=== RECORDS FOR THE TASK ===

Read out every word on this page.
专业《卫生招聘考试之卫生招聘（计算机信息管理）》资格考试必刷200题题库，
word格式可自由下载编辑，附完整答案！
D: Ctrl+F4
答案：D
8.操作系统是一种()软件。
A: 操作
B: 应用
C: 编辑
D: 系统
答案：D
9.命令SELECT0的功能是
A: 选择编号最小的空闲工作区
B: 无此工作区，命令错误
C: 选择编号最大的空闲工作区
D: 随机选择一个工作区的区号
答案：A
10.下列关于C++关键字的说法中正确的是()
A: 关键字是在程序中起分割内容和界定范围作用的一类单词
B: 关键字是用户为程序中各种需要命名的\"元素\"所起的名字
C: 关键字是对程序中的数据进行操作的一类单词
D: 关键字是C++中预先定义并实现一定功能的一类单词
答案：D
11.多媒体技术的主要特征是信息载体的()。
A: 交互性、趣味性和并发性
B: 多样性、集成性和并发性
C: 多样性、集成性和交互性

===

- **INSTRUCTIONS FOR THE TASK**
Output the listing above word for word.

- **EXPECTED ANSWER**
Read out every word on this page.
专业《卫生招聘考试之卫生招聘（计算机信息管理）》资格考试必刷200题题库，
word格式可自由下载编辑，附完整答案！
D: Ctrl+F4
答案：D
8.操作系统是一种()软件。
A: 操作
B: 应用
C: 编辑
D: 系统
答案：D
9.命令SELECT0的功能是
A: 选择编号最小的空闲工作区
B: 无此工作区，命令错误
C: 选择编号最大的空闲工作区
D: 随机选择一个工作区的区号
答案：A
10.下列关于C++关键字的说法中正确的是()
A: 关键字是在程序中起分割内容和界定范围作用的一类单词
B: 关键字是用户为程序中各种需要命名的\"元素\"所起的名字
C: 关键字是对程序中的数据进行操作的一类单词
D: 关键字是C++中预先定义并实现一定功能的一类单词
答案：D
11.多媒体技术的主要特征是信息载体的()。
A: 交互性、趣味性和并发性
B: 多样性、集成性和并发性
C: 多样性、集成性和交互性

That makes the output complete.